▶ _Aim_
What is the number of lines containing "Policía"? Give only that number.

>> begin

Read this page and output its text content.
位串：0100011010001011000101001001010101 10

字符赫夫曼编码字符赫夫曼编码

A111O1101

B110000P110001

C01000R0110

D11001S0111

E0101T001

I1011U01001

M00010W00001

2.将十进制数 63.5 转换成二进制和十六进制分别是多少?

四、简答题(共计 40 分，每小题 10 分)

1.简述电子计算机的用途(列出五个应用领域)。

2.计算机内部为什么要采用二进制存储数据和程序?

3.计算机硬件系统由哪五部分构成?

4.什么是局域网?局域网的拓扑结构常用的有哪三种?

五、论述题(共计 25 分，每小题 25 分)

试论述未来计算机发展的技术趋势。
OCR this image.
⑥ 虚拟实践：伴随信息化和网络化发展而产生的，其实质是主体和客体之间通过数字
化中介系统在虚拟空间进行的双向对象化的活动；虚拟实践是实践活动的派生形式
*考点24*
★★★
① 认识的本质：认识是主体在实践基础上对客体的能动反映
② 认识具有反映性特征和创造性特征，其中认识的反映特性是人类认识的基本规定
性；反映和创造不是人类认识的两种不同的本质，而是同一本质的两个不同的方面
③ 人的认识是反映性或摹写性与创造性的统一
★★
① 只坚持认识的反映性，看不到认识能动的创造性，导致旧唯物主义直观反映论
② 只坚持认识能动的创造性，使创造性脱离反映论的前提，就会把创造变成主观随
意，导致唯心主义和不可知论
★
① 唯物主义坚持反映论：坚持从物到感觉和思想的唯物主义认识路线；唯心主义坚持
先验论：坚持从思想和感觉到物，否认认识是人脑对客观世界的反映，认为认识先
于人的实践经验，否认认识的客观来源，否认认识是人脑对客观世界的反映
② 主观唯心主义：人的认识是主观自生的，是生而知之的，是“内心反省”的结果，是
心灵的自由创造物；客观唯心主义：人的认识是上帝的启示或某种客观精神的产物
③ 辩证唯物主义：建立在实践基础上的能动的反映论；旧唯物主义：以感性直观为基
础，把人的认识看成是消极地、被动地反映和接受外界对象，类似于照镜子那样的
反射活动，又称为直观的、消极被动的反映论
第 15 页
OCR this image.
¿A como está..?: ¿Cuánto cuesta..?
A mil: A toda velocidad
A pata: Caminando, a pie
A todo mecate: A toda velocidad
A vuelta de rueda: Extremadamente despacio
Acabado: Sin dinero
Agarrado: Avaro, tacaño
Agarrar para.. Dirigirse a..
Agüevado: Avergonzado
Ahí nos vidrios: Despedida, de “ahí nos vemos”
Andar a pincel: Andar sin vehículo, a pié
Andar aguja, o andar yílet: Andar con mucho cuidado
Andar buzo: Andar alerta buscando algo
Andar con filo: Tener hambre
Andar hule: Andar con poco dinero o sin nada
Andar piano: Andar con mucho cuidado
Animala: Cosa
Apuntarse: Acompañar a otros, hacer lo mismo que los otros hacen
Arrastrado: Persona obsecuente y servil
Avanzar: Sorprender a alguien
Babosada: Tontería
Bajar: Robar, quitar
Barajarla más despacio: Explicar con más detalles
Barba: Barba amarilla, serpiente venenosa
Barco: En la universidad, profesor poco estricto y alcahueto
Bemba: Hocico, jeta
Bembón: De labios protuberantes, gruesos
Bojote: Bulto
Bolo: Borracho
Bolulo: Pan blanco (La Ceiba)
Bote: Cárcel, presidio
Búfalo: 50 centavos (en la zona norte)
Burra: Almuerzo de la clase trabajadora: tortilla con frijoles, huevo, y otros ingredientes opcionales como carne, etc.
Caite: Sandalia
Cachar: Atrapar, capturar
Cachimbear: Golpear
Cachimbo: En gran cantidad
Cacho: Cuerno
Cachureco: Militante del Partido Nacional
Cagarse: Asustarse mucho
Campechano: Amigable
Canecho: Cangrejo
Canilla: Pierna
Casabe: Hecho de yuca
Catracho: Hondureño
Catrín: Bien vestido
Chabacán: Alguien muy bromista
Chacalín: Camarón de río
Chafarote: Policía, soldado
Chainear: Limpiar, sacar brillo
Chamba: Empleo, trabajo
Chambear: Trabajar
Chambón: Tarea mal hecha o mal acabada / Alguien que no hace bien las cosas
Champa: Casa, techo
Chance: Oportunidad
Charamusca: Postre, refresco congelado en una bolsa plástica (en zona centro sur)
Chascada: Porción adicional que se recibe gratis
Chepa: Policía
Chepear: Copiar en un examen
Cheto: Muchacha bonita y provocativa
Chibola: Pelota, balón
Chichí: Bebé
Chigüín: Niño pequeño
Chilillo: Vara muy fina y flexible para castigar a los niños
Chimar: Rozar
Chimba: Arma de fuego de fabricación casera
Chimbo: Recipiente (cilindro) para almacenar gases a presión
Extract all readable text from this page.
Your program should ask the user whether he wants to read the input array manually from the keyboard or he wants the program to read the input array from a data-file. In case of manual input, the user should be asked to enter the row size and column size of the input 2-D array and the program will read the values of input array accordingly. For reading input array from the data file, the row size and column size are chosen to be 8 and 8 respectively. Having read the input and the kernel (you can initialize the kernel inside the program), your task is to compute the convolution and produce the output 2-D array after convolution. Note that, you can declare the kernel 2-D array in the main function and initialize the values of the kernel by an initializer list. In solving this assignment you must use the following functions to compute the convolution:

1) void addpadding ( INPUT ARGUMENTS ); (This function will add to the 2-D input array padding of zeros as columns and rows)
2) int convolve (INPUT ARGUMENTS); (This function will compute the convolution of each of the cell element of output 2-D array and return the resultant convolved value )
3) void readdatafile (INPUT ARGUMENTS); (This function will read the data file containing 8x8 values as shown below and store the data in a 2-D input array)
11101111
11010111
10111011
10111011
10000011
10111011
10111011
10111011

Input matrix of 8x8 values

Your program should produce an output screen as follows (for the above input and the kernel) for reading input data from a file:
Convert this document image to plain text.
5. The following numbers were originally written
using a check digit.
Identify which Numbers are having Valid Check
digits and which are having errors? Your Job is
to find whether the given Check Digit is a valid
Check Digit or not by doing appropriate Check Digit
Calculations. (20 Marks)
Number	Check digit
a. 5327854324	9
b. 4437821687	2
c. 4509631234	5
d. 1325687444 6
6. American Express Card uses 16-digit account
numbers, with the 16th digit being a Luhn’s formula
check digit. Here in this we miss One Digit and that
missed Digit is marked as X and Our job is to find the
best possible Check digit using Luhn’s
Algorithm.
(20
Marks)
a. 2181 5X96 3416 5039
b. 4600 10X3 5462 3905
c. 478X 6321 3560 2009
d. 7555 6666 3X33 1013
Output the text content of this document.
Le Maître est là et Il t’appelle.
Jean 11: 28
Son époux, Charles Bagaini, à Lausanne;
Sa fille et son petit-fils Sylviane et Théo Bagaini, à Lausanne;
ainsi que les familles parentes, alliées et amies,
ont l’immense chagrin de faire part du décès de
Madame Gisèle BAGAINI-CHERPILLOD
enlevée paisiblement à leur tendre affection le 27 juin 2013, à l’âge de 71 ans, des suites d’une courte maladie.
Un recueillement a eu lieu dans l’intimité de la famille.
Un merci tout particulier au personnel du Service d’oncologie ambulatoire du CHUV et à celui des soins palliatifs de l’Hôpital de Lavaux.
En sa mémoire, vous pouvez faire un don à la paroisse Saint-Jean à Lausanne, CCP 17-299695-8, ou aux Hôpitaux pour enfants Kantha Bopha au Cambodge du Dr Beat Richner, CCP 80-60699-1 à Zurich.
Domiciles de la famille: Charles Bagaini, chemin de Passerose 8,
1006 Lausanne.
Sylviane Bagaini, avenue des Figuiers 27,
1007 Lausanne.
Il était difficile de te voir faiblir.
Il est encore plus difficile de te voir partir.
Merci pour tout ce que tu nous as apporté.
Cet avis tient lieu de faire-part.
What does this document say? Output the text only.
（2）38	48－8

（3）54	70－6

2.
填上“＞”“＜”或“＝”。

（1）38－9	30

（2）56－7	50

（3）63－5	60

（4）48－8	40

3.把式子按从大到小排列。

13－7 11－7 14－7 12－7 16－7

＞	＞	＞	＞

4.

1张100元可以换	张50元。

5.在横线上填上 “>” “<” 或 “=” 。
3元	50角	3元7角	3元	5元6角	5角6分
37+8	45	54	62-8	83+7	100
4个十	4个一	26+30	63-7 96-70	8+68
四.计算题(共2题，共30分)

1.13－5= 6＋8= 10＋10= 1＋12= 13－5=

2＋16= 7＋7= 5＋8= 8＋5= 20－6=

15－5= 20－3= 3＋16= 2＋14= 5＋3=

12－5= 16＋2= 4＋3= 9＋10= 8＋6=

>> end

▶ _Output of the exercise_
2